-- DATASET CONTENT follows --

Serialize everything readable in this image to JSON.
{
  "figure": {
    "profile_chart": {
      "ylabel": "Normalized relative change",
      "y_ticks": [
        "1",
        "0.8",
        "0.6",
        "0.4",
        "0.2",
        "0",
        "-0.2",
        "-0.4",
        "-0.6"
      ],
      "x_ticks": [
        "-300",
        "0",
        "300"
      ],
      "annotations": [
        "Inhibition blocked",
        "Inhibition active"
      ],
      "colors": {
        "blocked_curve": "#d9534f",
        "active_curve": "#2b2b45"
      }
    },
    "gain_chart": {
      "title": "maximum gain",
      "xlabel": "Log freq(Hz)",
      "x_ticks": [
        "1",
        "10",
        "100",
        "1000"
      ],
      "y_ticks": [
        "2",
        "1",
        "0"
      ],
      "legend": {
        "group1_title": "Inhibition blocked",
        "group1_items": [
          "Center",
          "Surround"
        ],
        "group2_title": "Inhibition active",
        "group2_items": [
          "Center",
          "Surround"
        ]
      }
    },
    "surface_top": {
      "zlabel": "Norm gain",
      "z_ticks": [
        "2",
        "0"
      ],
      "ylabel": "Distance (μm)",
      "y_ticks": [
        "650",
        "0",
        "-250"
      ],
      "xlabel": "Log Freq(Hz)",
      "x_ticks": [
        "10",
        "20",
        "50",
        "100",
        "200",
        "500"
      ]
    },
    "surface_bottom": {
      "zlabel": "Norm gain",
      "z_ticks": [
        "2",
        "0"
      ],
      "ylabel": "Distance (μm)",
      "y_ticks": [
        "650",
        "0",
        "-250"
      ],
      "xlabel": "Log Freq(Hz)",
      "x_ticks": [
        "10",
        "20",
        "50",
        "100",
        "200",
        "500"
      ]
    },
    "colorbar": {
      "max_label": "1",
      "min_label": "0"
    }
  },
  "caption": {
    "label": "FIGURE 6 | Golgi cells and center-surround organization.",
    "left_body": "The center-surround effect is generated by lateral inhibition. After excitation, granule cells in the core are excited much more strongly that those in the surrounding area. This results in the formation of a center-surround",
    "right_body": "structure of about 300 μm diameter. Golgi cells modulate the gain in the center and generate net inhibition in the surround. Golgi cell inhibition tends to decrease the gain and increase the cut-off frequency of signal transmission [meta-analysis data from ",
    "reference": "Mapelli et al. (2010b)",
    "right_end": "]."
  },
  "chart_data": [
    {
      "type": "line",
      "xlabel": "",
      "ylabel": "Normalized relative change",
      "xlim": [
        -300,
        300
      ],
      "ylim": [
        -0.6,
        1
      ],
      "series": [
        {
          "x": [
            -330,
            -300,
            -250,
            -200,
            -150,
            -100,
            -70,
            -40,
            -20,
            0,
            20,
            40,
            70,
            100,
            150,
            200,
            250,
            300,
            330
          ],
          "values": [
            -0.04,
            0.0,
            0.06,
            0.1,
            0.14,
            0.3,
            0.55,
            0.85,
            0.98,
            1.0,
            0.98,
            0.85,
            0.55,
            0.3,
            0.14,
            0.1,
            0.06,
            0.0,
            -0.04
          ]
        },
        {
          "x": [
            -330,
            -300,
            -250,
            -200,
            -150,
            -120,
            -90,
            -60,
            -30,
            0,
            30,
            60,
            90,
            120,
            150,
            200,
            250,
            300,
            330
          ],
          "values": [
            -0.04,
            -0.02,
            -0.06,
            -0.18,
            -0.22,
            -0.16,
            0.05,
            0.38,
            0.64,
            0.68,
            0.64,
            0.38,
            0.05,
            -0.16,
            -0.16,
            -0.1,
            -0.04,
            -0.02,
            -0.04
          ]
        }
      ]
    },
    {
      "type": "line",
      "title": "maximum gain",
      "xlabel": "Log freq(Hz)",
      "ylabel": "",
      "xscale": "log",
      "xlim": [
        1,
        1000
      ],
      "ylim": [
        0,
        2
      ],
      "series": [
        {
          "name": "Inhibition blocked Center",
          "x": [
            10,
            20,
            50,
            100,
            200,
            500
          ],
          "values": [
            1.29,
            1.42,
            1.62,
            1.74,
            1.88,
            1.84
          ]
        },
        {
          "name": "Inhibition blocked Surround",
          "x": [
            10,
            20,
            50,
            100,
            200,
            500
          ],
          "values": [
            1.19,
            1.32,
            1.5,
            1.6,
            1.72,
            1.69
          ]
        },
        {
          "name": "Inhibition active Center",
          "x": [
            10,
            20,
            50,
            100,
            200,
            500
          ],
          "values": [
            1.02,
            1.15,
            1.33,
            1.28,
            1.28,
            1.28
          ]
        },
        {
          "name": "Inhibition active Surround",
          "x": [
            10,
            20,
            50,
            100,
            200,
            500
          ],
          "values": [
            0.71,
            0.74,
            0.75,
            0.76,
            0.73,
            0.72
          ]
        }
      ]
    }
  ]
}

-- DATASET CONTENT concluded --

- [TRY IT]:
Set down each record above without changing a single word.

- [SOLVED PROBLEM]:
Serialize everything readable in this image to JSON.
{
  "figure": {
    "profile_chart": {
      "ylabel": "Normalized relative change",
      "y_ticks": [
        "1",
        "0.8",
        "0.6",
        "0.4",
        "0.2",
        "0",
        "-0.2",
        "-0.4",
        "-0.6"
      ],
      "x_ticks": [
        "-300",
        "0",
        "300"
      ],
      "annotations": [
        "Inhibition blocked",
        "Inhibition active"
      ],
      "colors": {
        "blocked_curve": "#d9534f",
        "active_curve": "#2b2b45"
      }
    },
    "gain_chart": {
      "title": "maximum gain",
      "xlabel": "Log freq(Hz)",
      "x_ticks": [
        "1",
        "10",
        "100",
        "1000"
      ],
      "y_ticks": [
        "2",
        "1",
        "0"
      ],
      "legend": {
        "group1_title": "Inhibition blocked",
        "group1_items": [
          "Center",
          "Surround"
        ],
        "group2_title": "Inhibition active",
        "group2_items": [
          "Center",
          "Surround"
        ]
      }
    },
    "surface_top": {
      "zlabel": "Norm gain",
      "z_ticks": [
        "2",
        "0"
      ],
      "ylabel": "Distance (μm)",
      "y_ticks": [
        "650",
        "0",
        "-250"
      ],
      "xlabel": "Log Freq(Hz)",
      "x_ticks": [
        "10",
        "20",
        "50",
        "100",
        "200",
        "500"
      ]
    },
    "surface_bottom": {
      "zlabel": "Norm gain",
      "z_ticks": [
        "2",
        "0"
      ],
      "ylabel": "Distance (μm)",
      "y_ticks": [
        "650",
        "0",
        "-250"
      ],
      "xlabel": "Log Freq(Hz)",
      "x_ticks": [
        "10",
        "20",
        "50",
        "100",
        "200",
        "500"
      ]
    },
    "colorbar": {
      "max_label": "1",
      "min_label": "0"
    }
  },
  "caption": {
    "label": "FIGURE 6 | Golgi cells and center-surround organization.",
    "left_body": "The center-surround effect is generated by lateral inhibition. After excitation, granule cells in the core are excited much more strongly that those in the surrounding area. This results in the formation of a center-surround",
    "right_body": "structure of about 300 μm diameter. Golgi cells modulate the gain in the center and generate net inhibition in the surround. Golgi cell inhibition tends to decrease the gain and increase the cut-off frequency of signal transmission [meta-analysis data from ",
    "reference": "Mapelli et al. (2010b)",
    "right_end": "]."
  },
  "chart_data": [
    {
      "type": "line",
      "xlabel": "",
      "ylabel": "Normalized relative change",
      "xlim": [
        -300,
        300
      ],
      "ylim": [
        -0.6,
        1
      ],
      "series": [
        {
          "x": [
            -330,
            -300,
            -250,
            -200,
            -150,
            -100,
            -70,
            -40,
            -20,
            0,
            20,
            40,
            70,
            100,
            150,
            200,
            250,
            300,
            330
          ],
          "values": [
            -0.04,
            0.0,
            0.06,
            0.1,
            0.14,
            0.3,
            0.55,
            0.85,
            0.98,
            1.0,
            0.98,
            0.85,
            0.55,
            0.3,
            0.14,
            0.1,
            0.06,
            0.0,
            -0.04
          ]
        },
        {
          "x": [
            -330,
            -300,
            -250,
            -200,
            -150,
            -120,
            -90,
            -60,
            -30,
            0,
            30,
            60,
            90,
            120,
            150,
            200,
            250,
            300,
            330
          ],
          "values": [
            -0.04,
            -0.02,
            -0.06,
            -0.18,
            -0.22,
            -0.16,
            0.05,
            0.38,
            0.64,
            0.68,
            0.64,
            0.38,
            0.05,
            -0.16,
            -0.16,
            -0.1,
            -0.04,
            -0.02,
            -0.04
          ]
        }
      ]
    },
    {
      "type": "line",
      "title": "maximum gain",
      "xlabel": "Log freq(Hz)",
      "ylabel": "",
      "xscale": "log",
      "xlim": [
        1,
        1000
      ],
      "ylim": [
        0,
        2
      ],
      "series": [
        {
          "name": "Inhibition blocked Center",
          "x": [
            10,
            20,
            50,
            100,
            200,
            500
          ],
          "values": [
            1.29,
            1.42,
            1.62,
            1.74,
            1.88,
            1.84
          ]
        },
        {
          "name": "Inhibition blocked Surround",
          "x": [
            10,
            20,
            50,
            100,
            200,
            500
          ],
          "values": [
            1.19,
            1.32,
            1.5,
            1.6,
            1.72,
            1.69
          ]
        },
        {
          "name": "Inhibition active Center",
          "x": [
            10,
            20,
            50,
            100,
            200,
            500
          ],
          "values": [
            1.02,
            1.15,
            1.33,
            1.28,
            1.28,
            1.28
          ]
        },
        {
          "name": "Inhibition active Surround",
          "x": [
            10,
            20,
            50,
            100,
            200,
            500
          ],
          "values": [
            0.71,
            0.74,
            0.75,
            0.76,
            0.73,
            0.72
          ]
        }
      ]
    }
  ]
}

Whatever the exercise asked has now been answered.